++++ LISTED ENTRIES

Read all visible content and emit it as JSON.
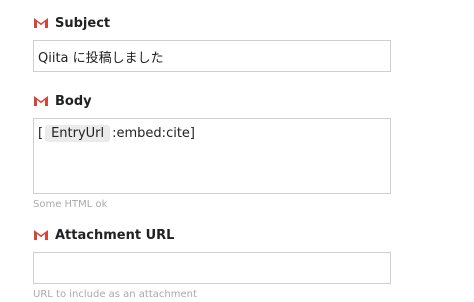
{
  "fields": [
    {
      "label": "Subject",
      "icon": "gmail-icon",
      "value": "Qiita に投稿しました",
      "help": ""
    },
    {
      "label": "Body",
      "icon": "gmail-icon",
      "value_prefix": "[",
      "ingredient": "EntryUrl",
      "value_suffix": ":embed:cite]",
      "help": "Some HTML ok"
    },
    {
      "label": "Attachment URL",
      "icon": "gmail-icon",
      "value": "",
      "help": "URL to include as an attachment"
    }
  ],
  "colors": {
    "gmail_red": "#d44638",
    "input_border": "#cfcfcf",
    "help_text": "#a9a9a9",
    "ingredient_pill": "#ebebeb"
  }
}
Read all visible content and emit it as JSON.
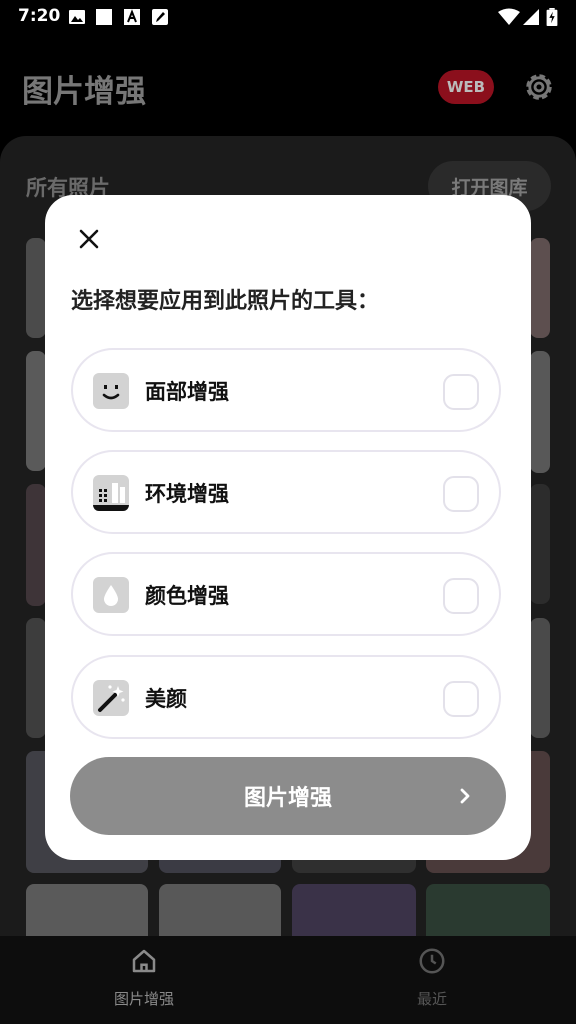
{
  "status_bar": {
    "time": "7:20"
  },
  "app": {
    "title": "图片增强",
    "web_badge": "WEB"
  },
  "gallery": {
    "section_title": "所有照片",
    "open_gallery_label": "打开图库"
  },
  "dialog": {
    "prompt": "选择想要应用到此照片的工具：",
    "options": [
      {
        "label": "面部增强",
        "icon": "face-icon",
        "checked": false
      },
      {
        "label": "环境增强",
        "icon": "building-icon",
        "checked": false
      },
      {
        "label": "颜色增强",
        "icon": "water-drop-icon",
        "checked": false
      },
      {
        "label": "美颜",
        "icon": "magic-wand-icon",
        "checked": false
      }
    ],
    "confirm_label": "图片增强"
  },
  "bottom_nav": [
    {
      "label": "图片增强",
      "icon": "home-icon",
      "active": true
    },
    {
      "label": "最近",
      "icon": "clock-icon",
      "active": false
    }
  ]
}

++++++++

### DIRECTIONS FOR THIS TASK
Wherever a line in the data above holds "图片增强", copy that line.

### EXPECTED ANSWER
    "title": "图片增强",
    "confirm_label": "图片增强"
      "label": "图片增强",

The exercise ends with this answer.